• [WHAT THE TASK ASKS] How many lines in the data below contain the word "polymeric", with case taken into account? Count them and reply with the number alone.

• [EXERCISE INPUTS]
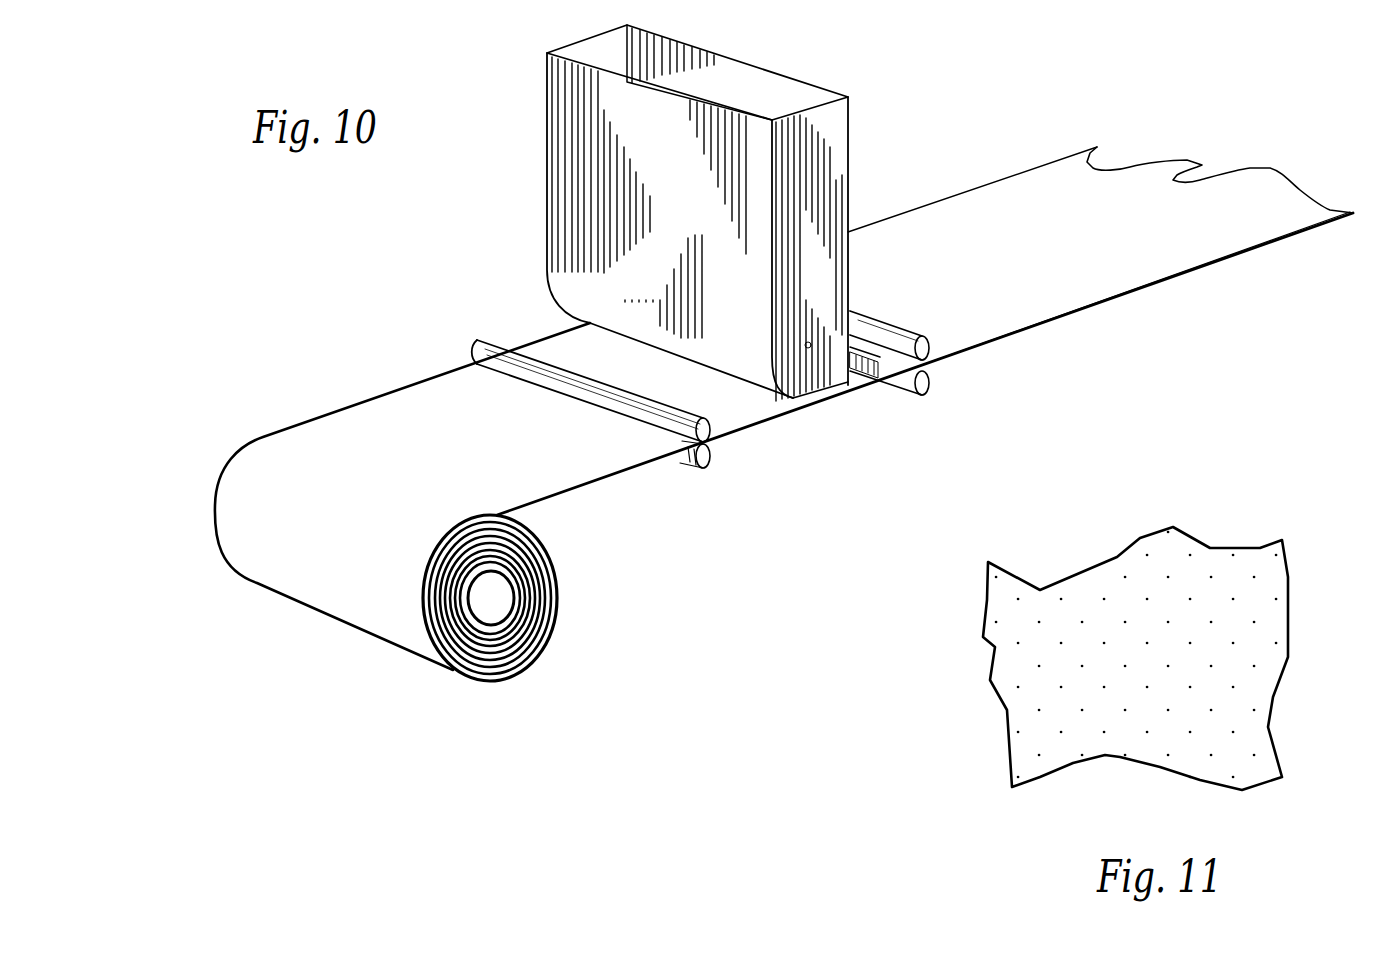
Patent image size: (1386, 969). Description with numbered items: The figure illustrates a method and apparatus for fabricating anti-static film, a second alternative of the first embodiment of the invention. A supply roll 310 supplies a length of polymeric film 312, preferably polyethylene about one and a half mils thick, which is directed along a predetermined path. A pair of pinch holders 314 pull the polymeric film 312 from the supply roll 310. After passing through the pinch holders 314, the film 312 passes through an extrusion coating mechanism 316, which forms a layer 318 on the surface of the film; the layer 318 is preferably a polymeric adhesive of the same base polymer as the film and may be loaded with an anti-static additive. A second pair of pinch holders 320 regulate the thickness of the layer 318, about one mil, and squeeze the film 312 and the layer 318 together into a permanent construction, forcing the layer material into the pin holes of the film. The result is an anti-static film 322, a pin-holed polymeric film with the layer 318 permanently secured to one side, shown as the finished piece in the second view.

In FIG. 10, the supply roll 310 is at (515, 668).
In FIG. 10, the polymeric film 312 is at (567, 497).
In FIG. 10, the pinch holders 314 is at (713, 428).
In FIG. 10, the extrusion coating mechanism 316 is at (547, 199).
In FIG. 10, the layer 318 is at (990, 268).
In FIG. 10, the pinch holders 320 is at (930, 347).
In FIG. 10, the anti-static film 322 is at (1275, 243).
In FIG. 11, the anti-static film 322 is at (1117, 633).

• [TASK SOLUTION] 2